> TASKS TO PERFORM:
1. Copy the passage of the generating functions post that starts at "From rolling dice" and ends at "it helpful! :-)".
2. Decide whether each statement agrees with the generating functions post, answering yes or no and quoting the words that decide it: (a) The post discusses four exercises left at the end of a 3blue1brown video. (b) The author seldom works with generating functions. (c) The article is the written counterpart to a video on the author's YouTube channel.

> DOCUMENT TEXT:
____________
From rolling dice to differential equations: a discussion of four generating function problems
In this video blog post, I want to discuss the
four exercises that 3blue1brown left at the end of his latest video, plus some
additional background and context from the point of view of someone who works
with generating functions a lot.
Note: This article is, in a sense, the written counterpart to the manimated video I have produced for my YouTube channel. Feel free to check it out and leave a like in case you enjoyed it or found it helpful! :-)
At the end of 3blue1brown’s recent video on an innocent looking enumeration problem (which I highly recommend watching), he left four exercise problems. I do a lot with generating functions in my mathematical life, so I thought it would be a fun idea to discuss these four problems from my point of view – and I’ll also throw in some bonus material on top.
____________
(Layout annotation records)
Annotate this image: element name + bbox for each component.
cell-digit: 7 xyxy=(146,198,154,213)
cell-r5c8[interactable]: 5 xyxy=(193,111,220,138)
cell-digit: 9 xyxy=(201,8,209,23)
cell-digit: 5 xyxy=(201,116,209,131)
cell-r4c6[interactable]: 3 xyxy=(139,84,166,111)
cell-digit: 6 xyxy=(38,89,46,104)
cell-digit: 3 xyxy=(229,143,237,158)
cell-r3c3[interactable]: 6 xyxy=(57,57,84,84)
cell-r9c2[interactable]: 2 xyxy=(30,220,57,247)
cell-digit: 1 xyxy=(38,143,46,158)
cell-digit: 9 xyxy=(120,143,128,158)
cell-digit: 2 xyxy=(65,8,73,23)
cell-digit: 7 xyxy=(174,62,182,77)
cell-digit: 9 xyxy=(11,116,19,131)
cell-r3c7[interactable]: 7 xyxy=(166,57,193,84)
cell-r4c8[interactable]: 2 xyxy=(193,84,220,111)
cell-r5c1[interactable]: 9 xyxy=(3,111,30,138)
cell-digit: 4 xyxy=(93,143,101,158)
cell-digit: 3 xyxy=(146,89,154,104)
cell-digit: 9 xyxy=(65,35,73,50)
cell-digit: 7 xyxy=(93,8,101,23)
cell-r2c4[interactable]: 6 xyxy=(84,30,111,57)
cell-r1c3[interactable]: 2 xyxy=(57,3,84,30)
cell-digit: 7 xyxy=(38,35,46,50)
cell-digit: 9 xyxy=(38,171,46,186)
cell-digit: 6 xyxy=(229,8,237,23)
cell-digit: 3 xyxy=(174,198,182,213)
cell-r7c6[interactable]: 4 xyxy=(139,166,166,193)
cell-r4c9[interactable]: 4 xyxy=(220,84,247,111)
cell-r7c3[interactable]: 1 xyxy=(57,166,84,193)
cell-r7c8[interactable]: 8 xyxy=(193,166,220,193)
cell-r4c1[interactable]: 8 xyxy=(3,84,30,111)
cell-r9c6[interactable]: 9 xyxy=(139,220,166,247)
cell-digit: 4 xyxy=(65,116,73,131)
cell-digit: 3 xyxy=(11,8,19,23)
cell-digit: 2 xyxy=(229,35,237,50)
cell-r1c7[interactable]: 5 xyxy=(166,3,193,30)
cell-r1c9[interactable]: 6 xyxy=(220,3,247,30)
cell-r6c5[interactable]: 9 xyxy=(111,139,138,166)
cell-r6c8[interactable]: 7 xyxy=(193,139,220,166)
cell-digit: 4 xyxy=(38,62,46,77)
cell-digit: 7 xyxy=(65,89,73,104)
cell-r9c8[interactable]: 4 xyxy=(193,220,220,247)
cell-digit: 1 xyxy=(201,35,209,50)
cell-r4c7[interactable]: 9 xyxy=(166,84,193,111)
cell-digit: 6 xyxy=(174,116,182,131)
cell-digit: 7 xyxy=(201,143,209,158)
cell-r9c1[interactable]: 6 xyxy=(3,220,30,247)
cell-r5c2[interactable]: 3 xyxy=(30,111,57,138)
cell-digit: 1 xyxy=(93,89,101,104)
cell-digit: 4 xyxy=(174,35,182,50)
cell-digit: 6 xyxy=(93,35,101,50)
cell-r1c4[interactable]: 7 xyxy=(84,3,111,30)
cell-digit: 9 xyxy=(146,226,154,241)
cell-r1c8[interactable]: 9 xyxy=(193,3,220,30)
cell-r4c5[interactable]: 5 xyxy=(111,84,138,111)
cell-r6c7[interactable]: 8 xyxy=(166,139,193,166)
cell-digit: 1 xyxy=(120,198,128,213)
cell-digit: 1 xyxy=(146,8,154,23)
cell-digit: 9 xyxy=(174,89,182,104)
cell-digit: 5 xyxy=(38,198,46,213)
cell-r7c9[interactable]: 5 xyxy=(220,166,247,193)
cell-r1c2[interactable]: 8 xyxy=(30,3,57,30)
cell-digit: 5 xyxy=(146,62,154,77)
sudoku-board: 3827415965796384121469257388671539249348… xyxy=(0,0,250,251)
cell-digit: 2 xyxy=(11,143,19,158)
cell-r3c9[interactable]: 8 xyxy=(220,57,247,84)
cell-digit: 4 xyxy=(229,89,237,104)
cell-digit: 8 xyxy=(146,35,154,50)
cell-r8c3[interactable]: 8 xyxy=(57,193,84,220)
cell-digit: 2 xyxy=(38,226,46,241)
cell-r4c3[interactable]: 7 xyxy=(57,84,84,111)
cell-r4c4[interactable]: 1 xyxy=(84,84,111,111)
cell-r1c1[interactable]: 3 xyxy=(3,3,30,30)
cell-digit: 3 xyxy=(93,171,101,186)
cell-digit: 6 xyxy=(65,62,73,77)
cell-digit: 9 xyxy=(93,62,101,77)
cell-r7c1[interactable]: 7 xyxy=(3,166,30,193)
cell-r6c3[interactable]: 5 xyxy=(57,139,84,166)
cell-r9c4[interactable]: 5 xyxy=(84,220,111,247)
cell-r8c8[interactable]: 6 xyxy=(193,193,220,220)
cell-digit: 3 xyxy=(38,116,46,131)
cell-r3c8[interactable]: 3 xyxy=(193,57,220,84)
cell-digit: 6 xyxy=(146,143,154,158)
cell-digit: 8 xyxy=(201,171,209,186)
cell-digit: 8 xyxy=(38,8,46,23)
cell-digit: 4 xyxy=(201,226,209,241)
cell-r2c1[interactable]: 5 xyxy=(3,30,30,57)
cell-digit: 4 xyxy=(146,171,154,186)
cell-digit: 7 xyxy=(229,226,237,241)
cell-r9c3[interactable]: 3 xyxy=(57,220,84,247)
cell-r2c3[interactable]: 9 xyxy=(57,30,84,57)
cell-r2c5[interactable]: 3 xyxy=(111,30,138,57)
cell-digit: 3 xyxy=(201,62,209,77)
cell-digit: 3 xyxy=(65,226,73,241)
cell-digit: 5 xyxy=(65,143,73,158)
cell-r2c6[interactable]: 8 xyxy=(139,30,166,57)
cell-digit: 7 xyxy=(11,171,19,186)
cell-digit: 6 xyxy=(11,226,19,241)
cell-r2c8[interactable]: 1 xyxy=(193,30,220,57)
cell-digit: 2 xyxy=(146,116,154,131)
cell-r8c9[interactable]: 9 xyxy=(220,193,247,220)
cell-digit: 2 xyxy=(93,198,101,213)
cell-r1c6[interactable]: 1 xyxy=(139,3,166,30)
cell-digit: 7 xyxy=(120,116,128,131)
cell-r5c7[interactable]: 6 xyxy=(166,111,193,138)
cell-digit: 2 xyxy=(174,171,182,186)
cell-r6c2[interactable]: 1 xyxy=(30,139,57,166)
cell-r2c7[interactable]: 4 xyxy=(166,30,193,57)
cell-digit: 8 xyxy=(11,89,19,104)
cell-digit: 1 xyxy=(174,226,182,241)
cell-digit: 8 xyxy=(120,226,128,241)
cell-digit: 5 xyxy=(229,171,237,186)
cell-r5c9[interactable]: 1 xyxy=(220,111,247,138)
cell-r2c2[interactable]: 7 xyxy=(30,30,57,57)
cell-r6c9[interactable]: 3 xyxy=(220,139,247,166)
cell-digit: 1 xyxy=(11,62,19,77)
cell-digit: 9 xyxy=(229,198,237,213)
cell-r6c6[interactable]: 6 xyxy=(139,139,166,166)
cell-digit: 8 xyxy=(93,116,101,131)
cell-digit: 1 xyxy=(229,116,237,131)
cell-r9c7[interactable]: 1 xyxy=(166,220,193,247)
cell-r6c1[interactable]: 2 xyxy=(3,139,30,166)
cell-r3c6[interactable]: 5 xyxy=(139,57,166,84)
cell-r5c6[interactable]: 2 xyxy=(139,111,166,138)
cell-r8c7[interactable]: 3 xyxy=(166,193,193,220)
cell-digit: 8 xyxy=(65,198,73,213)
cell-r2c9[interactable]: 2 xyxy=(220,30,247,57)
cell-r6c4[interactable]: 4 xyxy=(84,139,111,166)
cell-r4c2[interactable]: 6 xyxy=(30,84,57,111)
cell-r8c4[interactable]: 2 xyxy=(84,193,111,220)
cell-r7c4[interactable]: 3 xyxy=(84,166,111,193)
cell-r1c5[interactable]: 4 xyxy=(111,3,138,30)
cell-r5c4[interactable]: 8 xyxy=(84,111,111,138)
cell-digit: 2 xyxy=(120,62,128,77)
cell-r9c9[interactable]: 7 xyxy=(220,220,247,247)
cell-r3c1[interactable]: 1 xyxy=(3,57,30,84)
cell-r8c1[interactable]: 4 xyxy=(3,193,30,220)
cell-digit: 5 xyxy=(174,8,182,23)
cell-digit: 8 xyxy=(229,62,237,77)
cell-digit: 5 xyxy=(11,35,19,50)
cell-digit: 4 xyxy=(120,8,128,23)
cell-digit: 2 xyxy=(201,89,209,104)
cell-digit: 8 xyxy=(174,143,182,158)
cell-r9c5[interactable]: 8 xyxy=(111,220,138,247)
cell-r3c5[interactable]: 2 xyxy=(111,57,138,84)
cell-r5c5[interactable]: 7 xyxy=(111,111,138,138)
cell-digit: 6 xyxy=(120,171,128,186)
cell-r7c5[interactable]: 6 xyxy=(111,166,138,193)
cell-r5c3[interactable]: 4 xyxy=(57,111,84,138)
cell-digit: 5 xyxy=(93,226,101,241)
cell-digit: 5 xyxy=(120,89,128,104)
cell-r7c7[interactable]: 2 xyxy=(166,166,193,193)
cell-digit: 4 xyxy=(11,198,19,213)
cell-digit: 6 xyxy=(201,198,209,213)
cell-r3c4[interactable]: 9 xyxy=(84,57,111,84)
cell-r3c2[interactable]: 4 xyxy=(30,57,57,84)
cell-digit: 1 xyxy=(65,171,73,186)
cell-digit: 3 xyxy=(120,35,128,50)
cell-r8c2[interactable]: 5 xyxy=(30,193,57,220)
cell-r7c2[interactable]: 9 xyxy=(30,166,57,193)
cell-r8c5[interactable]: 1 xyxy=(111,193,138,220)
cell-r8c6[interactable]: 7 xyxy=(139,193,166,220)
____________
> ANSWER SET:
1.
From rolling dice to differential equations: a discussion of four generating function problems
In this video blog post, I want to discuss the
four exercises that 3blue1brown left at the end of his latest video, plus some
additional background and context from the point of view of someone who works
with generating functions a lot.
Note: This article is, in a sense, the written counterpart to the manimated video I have produced for my YouTube channel. Feel free to check it out and leave a like in case you enjoyed it or found it helpful! :-)

2.
(a) Yes: "four exercises that 3blue1brown left at the end of his latest video"
(b) No: "I do a lot with generating functions in my mathematical life"
(c) Yes: "the written counterpart to the manimated video I have produced for my YouTube channel"